Material for this task:
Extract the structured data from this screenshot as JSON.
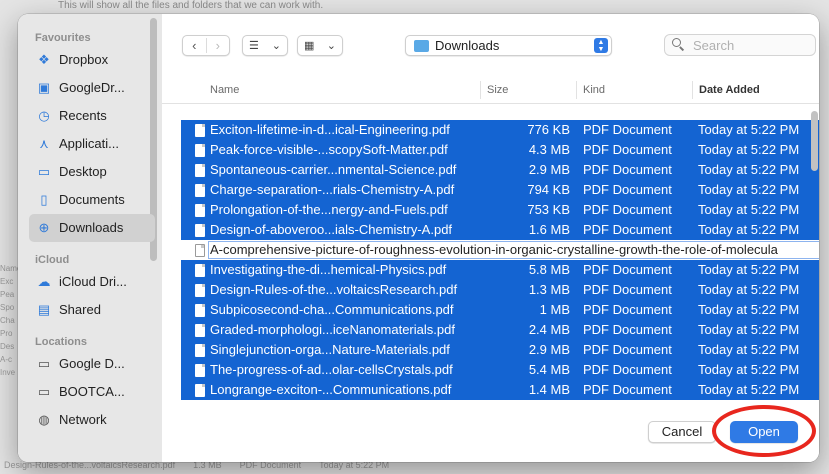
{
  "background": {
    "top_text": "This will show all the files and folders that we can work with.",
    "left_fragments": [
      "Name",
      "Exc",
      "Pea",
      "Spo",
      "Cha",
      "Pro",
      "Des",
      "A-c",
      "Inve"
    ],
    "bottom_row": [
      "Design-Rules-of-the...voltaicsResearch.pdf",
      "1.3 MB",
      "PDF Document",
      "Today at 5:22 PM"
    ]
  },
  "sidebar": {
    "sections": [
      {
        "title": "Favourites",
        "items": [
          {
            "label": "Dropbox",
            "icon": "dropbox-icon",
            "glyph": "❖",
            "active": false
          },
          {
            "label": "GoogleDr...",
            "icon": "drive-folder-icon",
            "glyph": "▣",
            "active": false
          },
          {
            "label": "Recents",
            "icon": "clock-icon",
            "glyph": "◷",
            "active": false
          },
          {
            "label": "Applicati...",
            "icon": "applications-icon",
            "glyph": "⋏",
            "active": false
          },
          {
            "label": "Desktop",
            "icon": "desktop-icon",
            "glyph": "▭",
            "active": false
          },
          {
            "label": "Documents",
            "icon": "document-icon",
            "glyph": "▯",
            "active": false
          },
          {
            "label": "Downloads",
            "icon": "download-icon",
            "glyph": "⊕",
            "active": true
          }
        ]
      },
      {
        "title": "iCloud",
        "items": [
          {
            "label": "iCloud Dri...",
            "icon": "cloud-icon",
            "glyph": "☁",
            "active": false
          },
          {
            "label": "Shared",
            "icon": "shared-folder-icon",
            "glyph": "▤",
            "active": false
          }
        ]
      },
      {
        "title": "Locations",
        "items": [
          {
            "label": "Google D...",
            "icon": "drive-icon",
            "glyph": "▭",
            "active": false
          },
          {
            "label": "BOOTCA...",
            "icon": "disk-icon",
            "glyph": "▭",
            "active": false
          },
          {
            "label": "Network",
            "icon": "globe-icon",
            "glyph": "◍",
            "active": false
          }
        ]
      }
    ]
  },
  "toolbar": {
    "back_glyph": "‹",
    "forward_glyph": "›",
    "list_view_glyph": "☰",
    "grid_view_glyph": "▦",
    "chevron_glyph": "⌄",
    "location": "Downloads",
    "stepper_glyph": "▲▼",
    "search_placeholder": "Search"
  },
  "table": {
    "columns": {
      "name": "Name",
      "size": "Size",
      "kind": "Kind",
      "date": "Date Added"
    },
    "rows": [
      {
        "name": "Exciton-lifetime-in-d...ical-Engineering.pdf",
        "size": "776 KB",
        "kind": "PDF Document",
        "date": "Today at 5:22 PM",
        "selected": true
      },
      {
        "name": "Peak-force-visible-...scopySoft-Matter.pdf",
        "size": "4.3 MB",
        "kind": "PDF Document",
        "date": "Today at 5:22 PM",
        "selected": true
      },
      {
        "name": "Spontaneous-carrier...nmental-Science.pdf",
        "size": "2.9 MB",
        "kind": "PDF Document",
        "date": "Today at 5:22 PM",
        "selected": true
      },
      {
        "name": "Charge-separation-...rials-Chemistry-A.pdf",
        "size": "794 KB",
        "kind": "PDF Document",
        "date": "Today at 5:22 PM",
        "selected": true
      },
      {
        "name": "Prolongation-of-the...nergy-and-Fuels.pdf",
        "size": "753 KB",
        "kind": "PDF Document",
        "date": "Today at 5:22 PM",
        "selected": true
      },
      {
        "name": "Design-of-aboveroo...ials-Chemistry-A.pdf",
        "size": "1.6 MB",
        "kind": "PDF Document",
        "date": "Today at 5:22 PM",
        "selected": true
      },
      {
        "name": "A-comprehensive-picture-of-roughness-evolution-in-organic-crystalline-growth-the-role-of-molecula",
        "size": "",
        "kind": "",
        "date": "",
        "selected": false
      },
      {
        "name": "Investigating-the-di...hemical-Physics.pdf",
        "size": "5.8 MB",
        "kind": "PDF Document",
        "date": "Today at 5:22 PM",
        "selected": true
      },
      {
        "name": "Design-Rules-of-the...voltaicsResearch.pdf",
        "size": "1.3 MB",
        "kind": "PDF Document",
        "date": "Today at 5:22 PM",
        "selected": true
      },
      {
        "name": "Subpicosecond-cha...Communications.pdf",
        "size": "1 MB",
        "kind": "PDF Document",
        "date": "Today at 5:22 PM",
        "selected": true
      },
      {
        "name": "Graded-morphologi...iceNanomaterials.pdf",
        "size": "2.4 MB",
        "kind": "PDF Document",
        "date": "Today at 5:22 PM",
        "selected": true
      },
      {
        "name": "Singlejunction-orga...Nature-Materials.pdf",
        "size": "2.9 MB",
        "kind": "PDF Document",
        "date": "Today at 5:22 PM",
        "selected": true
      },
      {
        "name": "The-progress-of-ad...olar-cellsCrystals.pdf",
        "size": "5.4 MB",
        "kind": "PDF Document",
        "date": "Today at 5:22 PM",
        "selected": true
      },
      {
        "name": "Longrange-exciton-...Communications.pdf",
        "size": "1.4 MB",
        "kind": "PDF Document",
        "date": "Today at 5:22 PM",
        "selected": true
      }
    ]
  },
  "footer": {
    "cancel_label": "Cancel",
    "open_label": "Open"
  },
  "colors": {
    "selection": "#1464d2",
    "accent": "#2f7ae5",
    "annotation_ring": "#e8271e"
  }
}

...

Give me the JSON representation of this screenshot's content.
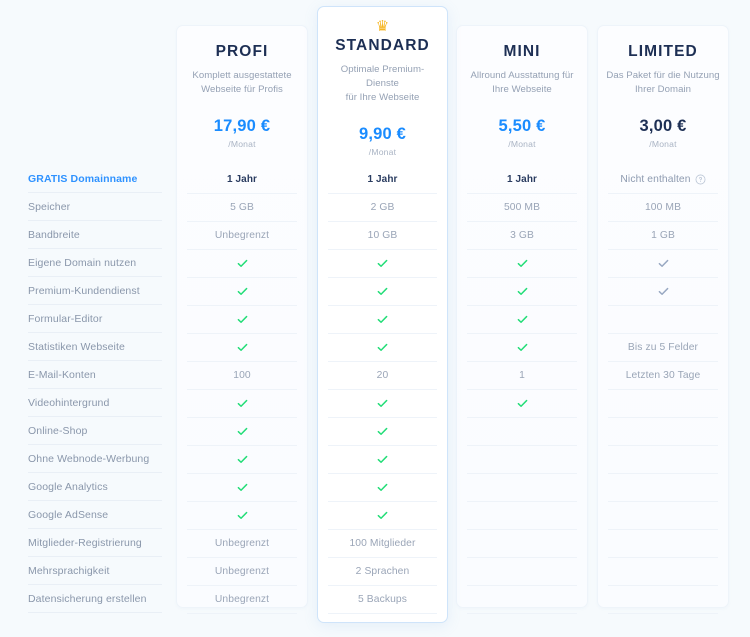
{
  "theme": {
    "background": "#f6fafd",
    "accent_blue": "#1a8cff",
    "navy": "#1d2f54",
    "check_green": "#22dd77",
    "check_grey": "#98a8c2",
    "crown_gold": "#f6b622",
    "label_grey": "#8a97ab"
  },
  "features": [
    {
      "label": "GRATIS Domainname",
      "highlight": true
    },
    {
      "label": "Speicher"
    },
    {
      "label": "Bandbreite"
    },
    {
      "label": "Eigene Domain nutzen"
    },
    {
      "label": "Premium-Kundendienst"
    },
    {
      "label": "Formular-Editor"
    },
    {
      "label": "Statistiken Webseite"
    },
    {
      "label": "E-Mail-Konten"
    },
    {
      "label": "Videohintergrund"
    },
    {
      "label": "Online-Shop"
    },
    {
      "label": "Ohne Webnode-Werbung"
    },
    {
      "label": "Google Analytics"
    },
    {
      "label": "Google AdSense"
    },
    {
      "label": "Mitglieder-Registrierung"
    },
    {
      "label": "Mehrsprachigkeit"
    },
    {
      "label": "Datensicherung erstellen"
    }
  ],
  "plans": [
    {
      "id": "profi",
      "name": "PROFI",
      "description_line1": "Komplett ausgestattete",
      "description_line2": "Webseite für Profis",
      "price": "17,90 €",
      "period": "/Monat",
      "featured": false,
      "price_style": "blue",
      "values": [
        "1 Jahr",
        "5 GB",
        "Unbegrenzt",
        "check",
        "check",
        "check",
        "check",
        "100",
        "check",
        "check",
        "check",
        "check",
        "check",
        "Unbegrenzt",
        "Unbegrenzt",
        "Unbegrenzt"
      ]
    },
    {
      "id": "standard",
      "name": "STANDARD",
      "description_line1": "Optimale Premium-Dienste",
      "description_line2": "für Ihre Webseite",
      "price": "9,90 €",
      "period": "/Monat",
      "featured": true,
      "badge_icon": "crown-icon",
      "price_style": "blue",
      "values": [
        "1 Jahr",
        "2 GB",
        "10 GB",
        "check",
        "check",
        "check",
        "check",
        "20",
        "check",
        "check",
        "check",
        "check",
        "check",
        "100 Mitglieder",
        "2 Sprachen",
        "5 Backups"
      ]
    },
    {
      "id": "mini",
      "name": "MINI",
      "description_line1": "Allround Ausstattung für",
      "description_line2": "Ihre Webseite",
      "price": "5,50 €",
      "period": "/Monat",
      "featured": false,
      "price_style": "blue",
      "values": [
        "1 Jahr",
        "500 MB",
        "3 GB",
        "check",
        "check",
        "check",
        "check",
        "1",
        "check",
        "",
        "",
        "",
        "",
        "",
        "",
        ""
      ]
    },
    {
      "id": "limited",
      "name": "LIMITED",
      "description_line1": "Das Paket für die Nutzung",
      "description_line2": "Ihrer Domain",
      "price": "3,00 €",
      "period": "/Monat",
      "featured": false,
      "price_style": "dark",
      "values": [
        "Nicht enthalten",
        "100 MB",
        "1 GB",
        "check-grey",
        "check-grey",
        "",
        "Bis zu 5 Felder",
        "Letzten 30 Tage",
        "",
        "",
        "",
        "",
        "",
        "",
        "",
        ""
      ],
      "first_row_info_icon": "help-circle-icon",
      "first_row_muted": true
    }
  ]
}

Exercise:
Copy out each line of the data where the string "screenshot" appears.

Answer below:
Extract the structured data from this screenshot as JSON.
Give me the JSON representation of this screenshot's content.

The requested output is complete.